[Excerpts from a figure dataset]
▬▬▬

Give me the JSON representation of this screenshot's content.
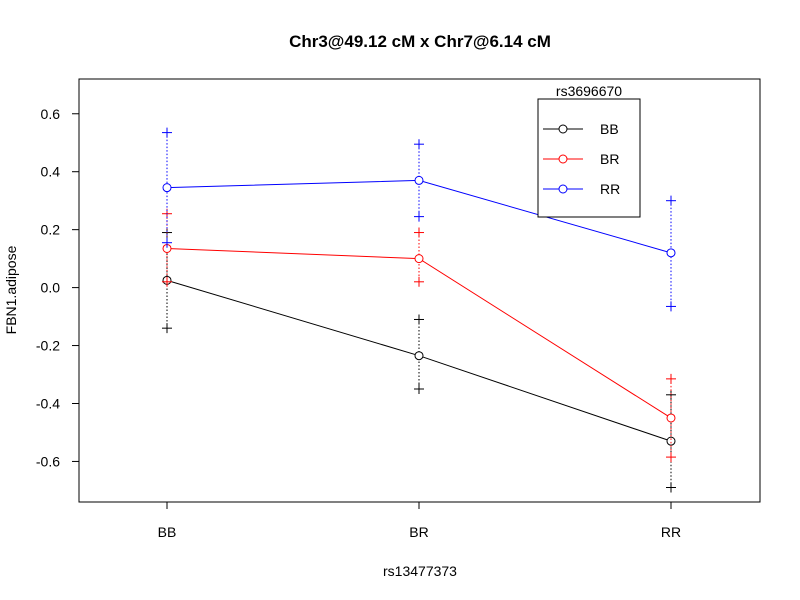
{
  "chart_data": {
    "type": "line",
    "title": "Chr3@49.12 cM x Chr7@6.14 cM",
    "xlabel": "rs13477373",
    "ylabel": "FBN1.adipose",
    "categories": [
      "BB",
      "BR",
      "RR"
    ],
    "ylim": [
      -0.74,
      0.72
    ],
    "yticks": [
      -0.6,
      -0.4,
      -0.2,
      0.0,
      0.2,
      0.4,
      0.6
    ],
    "ytick_labels": [
      "-0.6",
      "-0.4",
      "-0.2",
      "0.0",
      "0.2",
      "0.4",
      "0.6"
    ],
    "legend": {
      "title": "rs3696670",
      "position": "top-right"
    },
    "series": [
      {
        "name": "BB",
        "color": "#000000",
        "values": [
          0.025,
          -0.235,
          -0.53
        ],
        "upper": [
          0.19,
          -0.11,
          -0.37
        ],
        "lower": [
          -0.14,
          -0.35,
          -0.69
        ]
      },
      {
        "name": "BR",
        "color": "#ff0000",
        "values": [
          0.135,
          0.1,
          -0.45
        ],
        "upper": [
          0.255,
          0.19,
          -0.315
        ],
        "lower": [
          0.02,
          0.02,
          -0.585
        ]
      },
      {
        "name": "RR",
        "color": "#0000ff",
        "values": [
          0.345,
          0.37,
          0.12
        ],
        "upper": [
          0.535,
          0.495,
          0.3
        ],
        "lower": [
          0.155,
          0.245,
          -0.065
        ]
      }
    ]
  }
}
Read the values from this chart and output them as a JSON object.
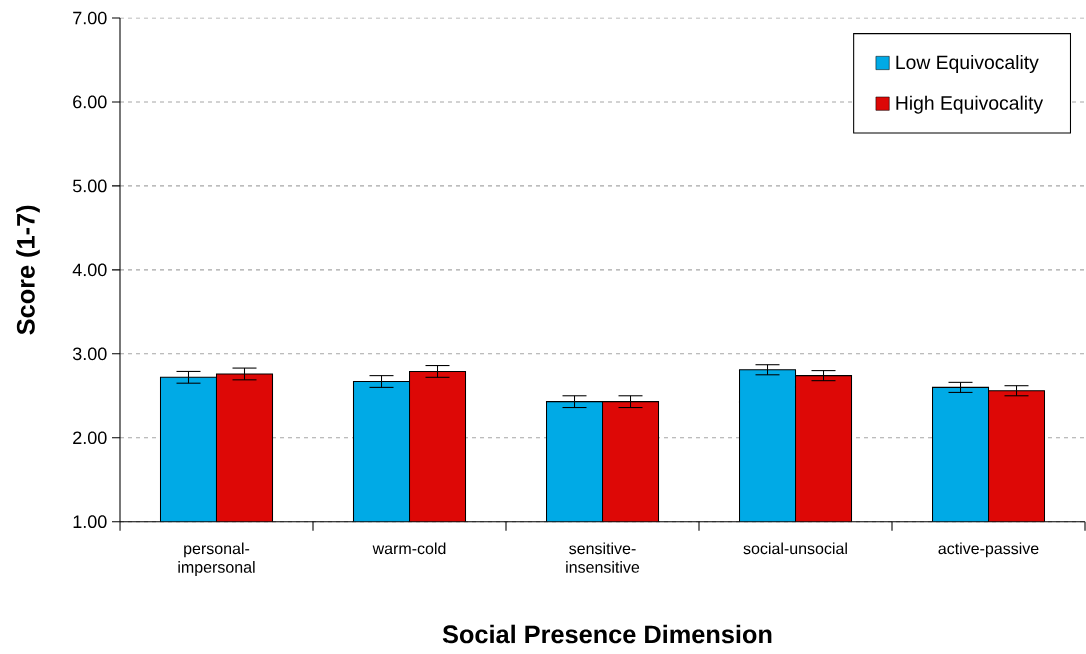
{
  "chart_data": {
    "type": "bar",
    "xlabel": "Social Presence Dimension",
    "ylabel": "Score (1-7)",
    "categories": [
      "personal-impersonal",
      "warm-cold",
      "sensitive-insensitive",
      "social-unsocial",
      "active-passive"
    ],
    "series": [
      {
        "name": "Low Equivocality",
        "color": "#00aae6",
        "values": [
          2.72,
          2.67,
          2.43,
          2.81,
          2.6
        ],
        "errors": [
          0.07,
          0.07,
          0.07,
          0.06,
          0.06
        ]
      },
      {
        "name": "High Equivocality",
        "color": "#dd0806",
        "values": [
          2.76,
          2.79,
          2.43,
          2.74,
          2.56
        ],
        "errors": [
          0.07,
          0.07,
          0.07,
          0.06,
          0.06
        ]
      }
    ],
    "ylim": [
      1,
      7
    ],
    "yticks": [
      {
        "value": 1,
        "label": "1.00"
      },
      {
        "value": 2,
        "label": "2.00"
      },
      {
        "value": 3,
        "label": "3.00"
      },
      {
        "value": 4,
        "label": "4.00"
      },
      {
        "value": 5,
        "label": "5.00"
      },
      {
        "value": 6,
        "label": "6.00"
      },
      {
        "value": 7,
        "label": "7.00"
      }
    ],
    "grid": "y",
    "legend": "top right"
  }
}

▬▬▬

■ TASK REQUIREMENTS: Leaving out the pictures, repeat the data above exactly.

■ SOLVED PROBLEM:
Give me the JSON representation of this screenshot's content.
{
  "chart_data": {
    "type": "line",
    "title": "Chr3@49.12 cM x Chr7@6.14 cM",
    "xlabel": "rs13477373",
    "ylabel": "FBN1.adipose",
    "categories": [
      "BB",
      "BR",
      "RR"
    ],
    "ylim": [
      -0.74,
      0.72
    ],
    "yticks": [
      -0.6,
      -0.4,
      -0.2,
      0.0,
      0.2,
      0.4,
      0.6
    ],
    "ytick_labels": [
      "-0.6",
      "-0.4",
      "-0.2",
      "0.0",
      "0.2",
      "0.4",
      "0.6"
    ],
    "legend": {
      "title": "rs3696670",
      "position": "top-right"
    },
    "series": [
      {
        "name": "BB",
        "color": "#000000",
        "values": [
          0.025,
          -0.235,
          -0.53
        ],
        "upper": [
          0.19,
          -0.11,
          -0.37
        ],
        "lower": [
          -0.14,
          -0.35,
          -0.69
        ]
      },
      {
        "name": "BR",
        "color": "#ff0000",
        "values": [
          0.135,
          0.1,
          -0.45
        ],
        "upper": [
          0.255,
          0.19,
          -0.315
        ],
        "lower": [
          0.02,
          0.02,
          -0.585
        ]
      },
      {
        "name": "RR",
        "color": "#0000ff",
        "values": [
          0.345,
          0.37,
          0.12
        ],
        "upper": [
          0.535,
          0.495,
          0.3
        ],
        "lower": [
          0.155,
          0.245,
          -0.065
        ]
      }
    ]
  }
}
Read the values from this chart and output them as a JSON object.
{
  "chart_data": {
    "type": "bar",
    "xlabel": "Social Presence Dimension",
    "ylabel": "Score (1-7)",
    "categories": [
      "personal-impersonal",
      "warm-cold",
      "sensitive-insensitive",
      "social-unsocial",
      "active-passive"
    ],
    "series": [
      {
        "name": "Low Equivocality",
        "color": "#00aae6",
        "values": [
          2.72,
          2.67,
          2.43,
          2.81,
          2.6
        ],
        "errors": [
          0.07,
          0.07,
          0.07,
          0.06,
          0.06
        ]
      },
      {
        "name": "High Equivocality",
        "color": "#dd0806",
        "values": [
          2.76,
          2.79,
          2.43,
          2.74,
          2.56
        ],
        "errors": [
          0.07,
          0.07,
          0.07,
          0.06,
          0.06
        ]
      }
    ],
    "ylim": [
      1,
      7
    ],
    "yticks": [
      {
        "value": 1,
        "label": "1.00"
      },
      {
        "value": 2,
        "label": "2.00"
      },
      {
        "value": 3,
        "label": "3.00"
      },
      {
        "value": 4,
        "label": "4.00"
      },
      {
        "value": 5,
        "label": "5.00"
      },
      {
        "value": 6,
        "label": "6.00"
      },
      {
        "value": 7,
        "label": "7.00"
      }
    ],
    "grid": "y",
    "legend": "top right"
  }
}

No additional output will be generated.